- **SHORT PROBLEM**: Transcribe all records exactly.

- **DATA ROWS**:
☆ ☆ ☆

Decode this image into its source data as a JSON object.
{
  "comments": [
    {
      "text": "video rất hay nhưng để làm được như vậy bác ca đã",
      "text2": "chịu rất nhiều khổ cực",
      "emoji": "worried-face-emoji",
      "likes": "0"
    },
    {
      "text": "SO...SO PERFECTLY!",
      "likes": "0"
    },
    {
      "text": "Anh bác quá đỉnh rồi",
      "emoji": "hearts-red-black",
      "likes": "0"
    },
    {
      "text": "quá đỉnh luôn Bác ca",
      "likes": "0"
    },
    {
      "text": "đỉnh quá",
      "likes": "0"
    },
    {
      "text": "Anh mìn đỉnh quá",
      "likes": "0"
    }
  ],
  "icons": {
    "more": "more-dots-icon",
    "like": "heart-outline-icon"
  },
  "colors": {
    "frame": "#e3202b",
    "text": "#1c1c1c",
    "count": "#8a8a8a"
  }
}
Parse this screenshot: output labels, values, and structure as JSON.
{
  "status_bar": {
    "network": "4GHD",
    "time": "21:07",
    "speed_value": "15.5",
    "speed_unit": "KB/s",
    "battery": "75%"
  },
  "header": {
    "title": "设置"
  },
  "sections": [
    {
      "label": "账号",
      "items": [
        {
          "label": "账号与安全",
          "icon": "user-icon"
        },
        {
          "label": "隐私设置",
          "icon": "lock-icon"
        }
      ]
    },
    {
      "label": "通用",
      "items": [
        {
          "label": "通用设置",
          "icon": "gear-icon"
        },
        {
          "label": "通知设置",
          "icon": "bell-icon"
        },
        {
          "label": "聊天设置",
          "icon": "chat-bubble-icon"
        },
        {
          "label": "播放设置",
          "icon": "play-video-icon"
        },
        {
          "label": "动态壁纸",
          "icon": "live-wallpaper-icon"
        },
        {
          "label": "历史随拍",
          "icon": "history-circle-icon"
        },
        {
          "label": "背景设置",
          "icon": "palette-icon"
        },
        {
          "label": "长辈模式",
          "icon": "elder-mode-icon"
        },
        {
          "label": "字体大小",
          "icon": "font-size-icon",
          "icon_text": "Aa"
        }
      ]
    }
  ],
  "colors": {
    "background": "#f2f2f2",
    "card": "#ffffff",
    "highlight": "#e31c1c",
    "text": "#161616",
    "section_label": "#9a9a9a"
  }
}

☆ ☆ ☆

- **RESPONSE FOR THIS EXERCISE**:
Decode this image into its source data as a JSON object.
{
  "comments": [
    {
      "text": "video rất hay nhưng để làm được như vậy bác ca đã",
      "text2": "chịu rất nhiều khổ cực",
      "emoji": "worried-face-emoji",
      "likes": "0"
    },
    {
      "text": "SO...SO PERFECTLY!",
      "likes": "0"
    },
    {
      "text": "Anh bác quá đỉnh rồi",
      "emoji": "hearts-red-black",
      "likes": "0"
    },
    {
      "text": "quá đỉnh luôn Bác ca",
      "likes": "0"
    },
    {
      "text": "đỉnh quá",
      "likes": "0"
    },
    {
      "text": "Anh mìn đỉnh quá",
      "likes": "0"
    }
  ],
  "icons": {
    "more": "more-dots-icon",
    "like": "heart-outline-icon"
  },
  "colors": {
    "frame": "#e3202b",
    "text": "#1c1c1c",
    "count": "#8a8a8a"
  }
}
Parse this screenshot: output labels, values, and structure as JSON.
{
  "status_bar": {
    "network": "4GHD",
    "time": "21:07",
    "speed_value": "15.5",
    "speed_unit": "KB/s",
    "battery": "75%"
  },
  "header": {
    "title": "设置"
  },
  "sections": [
    {
      "label": "账号",
      "items": [
        {
          "label": "账号与安全",
          "icon": "user-icon"
        },
        {
          "label": "隐私设置",
          "icon": "lock-icon"
        }
      ]
    },
    {
      "label": "通用",
      "items": [
        {
          "label": "通用设置",
          "icon": "gear-icon"
        },
        {
          "label": "通知设置",
          "icon": "bell-icon"
        },
        {
          "label": "聊天设置",
          "icon": "chat-bubble-icon"
        },
        {
          "label": "播放设置",
          "icon": "play-video-icon"
        },
        {
          "label": "动态壁纸",
          "icon": "live-wallpaper-icon"
        },
        {
          "label": "历史随拍",
          "icon": "history-circle-icon"
        },
        {
          "label": "背景设置",
          "icon": "palette-icon"
        },
        {
          "label": "长辈模式",
          "icon": "elder-mode-icon"
        },
        {
          "label": "字体大小",
          "icon": "font-size-icon",
          "icon_text": "Aa"
        }
      ]
    }
  ],
  "colors": {
    "background": "#f2f2f2",
    "card": "#ffffff",
    "highlight": "#e31c1c",
    "text": "#161616",
    "section_label": "#9a9a9a"
  }
}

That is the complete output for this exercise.